[Dataset listings of figures]

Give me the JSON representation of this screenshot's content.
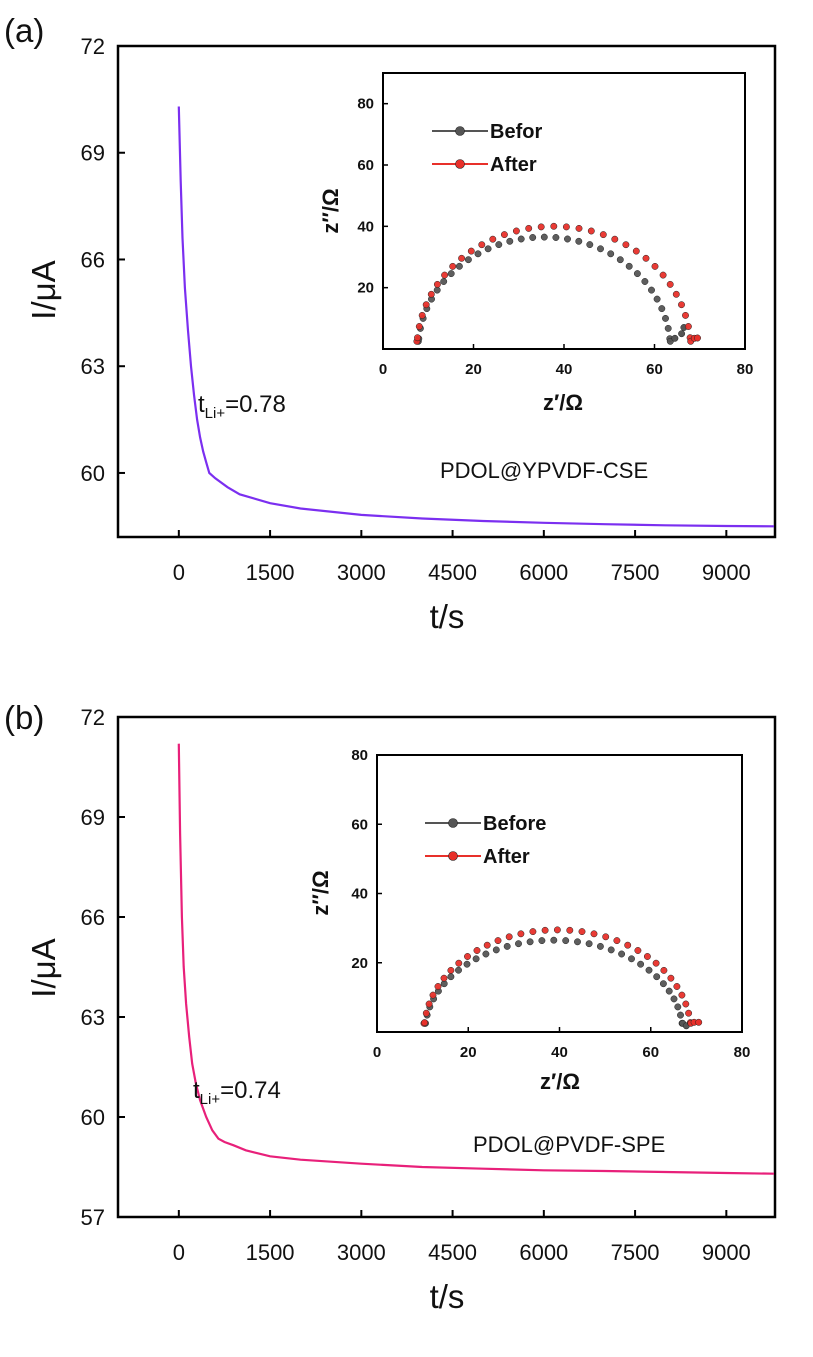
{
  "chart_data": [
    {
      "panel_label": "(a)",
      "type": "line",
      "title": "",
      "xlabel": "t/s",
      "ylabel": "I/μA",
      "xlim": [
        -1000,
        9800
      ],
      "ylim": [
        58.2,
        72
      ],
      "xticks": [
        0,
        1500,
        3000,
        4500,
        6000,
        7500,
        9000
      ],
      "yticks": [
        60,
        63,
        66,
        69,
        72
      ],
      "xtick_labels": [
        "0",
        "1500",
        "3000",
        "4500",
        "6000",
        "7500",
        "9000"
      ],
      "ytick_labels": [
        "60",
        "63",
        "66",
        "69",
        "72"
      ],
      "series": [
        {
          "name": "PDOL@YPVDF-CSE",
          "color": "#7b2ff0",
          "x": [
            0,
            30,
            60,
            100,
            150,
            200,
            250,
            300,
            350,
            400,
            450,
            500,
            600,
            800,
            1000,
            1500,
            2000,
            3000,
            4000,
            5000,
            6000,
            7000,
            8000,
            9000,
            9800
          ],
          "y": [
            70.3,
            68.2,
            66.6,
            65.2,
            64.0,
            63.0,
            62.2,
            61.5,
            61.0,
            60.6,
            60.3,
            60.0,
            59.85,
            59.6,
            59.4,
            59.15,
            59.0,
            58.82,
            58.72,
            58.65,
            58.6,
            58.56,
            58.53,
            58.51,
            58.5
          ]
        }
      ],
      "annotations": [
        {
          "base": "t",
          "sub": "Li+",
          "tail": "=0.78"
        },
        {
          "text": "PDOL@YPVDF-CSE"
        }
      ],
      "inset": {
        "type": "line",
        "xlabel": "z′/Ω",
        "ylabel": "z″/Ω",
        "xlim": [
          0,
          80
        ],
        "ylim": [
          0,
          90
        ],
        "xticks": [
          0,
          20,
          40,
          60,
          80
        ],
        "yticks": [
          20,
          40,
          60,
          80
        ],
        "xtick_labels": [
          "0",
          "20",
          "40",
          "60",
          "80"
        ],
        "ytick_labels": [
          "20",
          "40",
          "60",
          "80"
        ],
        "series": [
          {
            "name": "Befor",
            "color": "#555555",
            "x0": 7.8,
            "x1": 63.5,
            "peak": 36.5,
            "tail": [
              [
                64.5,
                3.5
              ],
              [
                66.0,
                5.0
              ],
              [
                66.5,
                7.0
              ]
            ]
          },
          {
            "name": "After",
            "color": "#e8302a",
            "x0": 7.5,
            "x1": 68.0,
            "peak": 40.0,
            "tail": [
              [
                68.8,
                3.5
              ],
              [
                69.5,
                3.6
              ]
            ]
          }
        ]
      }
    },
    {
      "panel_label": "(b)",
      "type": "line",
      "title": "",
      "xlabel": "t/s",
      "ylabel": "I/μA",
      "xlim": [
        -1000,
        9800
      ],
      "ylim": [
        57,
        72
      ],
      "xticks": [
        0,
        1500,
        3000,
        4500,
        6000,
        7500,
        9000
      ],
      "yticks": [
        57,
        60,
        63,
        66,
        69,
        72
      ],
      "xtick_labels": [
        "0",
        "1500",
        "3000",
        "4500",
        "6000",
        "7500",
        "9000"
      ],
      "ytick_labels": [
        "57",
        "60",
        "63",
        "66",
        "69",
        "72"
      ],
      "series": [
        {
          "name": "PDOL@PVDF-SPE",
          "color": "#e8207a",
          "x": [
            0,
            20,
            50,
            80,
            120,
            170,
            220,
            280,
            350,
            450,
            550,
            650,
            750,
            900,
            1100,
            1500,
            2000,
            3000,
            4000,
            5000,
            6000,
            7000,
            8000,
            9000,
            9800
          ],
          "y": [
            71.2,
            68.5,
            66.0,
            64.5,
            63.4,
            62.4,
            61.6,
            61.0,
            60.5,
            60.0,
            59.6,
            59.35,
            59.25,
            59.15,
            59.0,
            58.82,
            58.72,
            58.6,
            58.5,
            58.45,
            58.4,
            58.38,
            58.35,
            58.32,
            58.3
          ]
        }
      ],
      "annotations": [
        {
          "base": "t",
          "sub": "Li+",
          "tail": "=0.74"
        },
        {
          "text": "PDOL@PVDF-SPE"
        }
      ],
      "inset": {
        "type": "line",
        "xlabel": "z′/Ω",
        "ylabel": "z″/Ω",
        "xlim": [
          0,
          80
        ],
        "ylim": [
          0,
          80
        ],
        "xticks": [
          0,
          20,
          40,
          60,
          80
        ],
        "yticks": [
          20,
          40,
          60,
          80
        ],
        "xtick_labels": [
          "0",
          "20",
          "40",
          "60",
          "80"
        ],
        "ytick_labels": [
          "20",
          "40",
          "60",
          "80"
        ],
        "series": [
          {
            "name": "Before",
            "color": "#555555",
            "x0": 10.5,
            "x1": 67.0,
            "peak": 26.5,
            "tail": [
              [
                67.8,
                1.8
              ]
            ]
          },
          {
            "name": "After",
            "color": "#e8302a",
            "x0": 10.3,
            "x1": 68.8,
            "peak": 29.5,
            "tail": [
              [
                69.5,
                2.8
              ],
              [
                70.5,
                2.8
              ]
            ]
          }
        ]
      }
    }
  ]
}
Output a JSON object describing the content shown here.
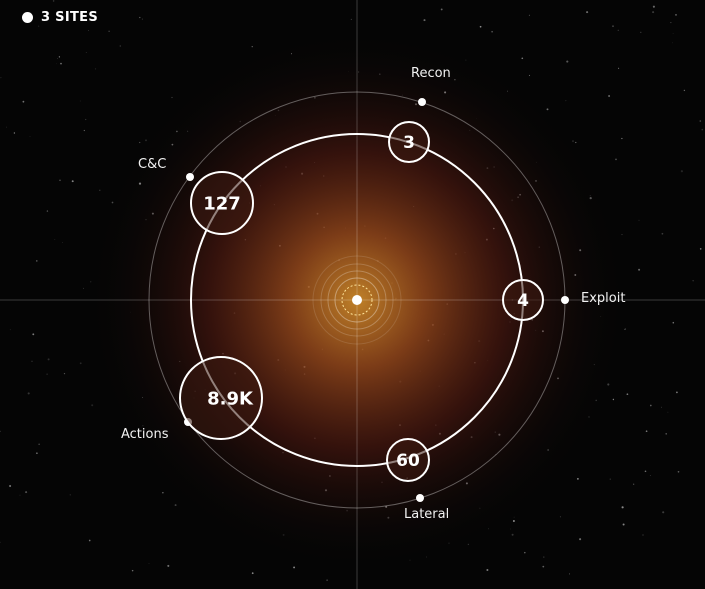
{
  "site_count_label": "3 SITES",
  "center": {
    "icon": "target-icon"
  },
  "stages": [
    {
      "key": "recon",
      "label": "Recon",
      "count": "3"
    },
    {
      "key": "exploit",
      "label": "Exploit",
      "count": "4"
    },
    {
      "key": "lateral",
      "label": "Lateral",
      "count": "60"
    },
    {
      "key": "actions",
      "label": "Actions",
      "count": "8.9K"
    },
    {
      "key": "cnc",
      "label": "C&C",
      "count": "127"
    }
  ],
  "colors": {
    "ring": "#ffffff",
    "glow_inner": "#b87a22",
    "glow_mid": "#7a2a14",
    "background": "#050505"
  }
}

---

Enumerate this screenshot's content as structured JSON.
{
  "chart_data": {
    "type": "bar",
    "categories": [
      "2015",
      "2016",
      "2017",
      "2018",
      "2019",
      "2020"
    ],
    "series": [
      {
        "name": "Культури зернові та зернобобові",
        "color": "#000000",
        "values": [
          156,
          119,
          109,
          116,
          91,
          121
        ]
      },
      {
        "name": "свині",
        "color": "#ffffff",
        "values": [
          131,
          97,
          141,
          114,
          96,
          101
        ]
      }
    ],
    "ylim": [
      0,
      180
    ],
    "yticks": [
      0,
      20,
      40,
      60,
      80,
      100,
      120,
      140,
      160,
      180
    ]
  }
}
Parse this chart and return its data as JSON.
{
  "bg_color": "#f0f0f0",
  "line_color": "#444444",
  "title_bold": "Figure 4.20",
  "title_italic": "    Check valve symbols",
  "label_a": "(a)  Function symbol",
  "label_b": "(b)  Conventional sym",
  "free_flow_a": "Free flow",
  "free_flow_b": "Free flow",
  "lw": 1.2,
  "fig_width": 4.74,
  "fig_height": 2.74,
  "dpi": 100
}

■ **Exercise prompt**: Scan the material above. Return every line containing the string "PDOL".

■ **The completed task**:
          "name": "PDOL@YPVDF-CSE",
          "text": "PDOL@YPVDF-CSE"
          "name": "PDOL@PVDF-SPE",
          "text": "PDOL@PVDF-SPE"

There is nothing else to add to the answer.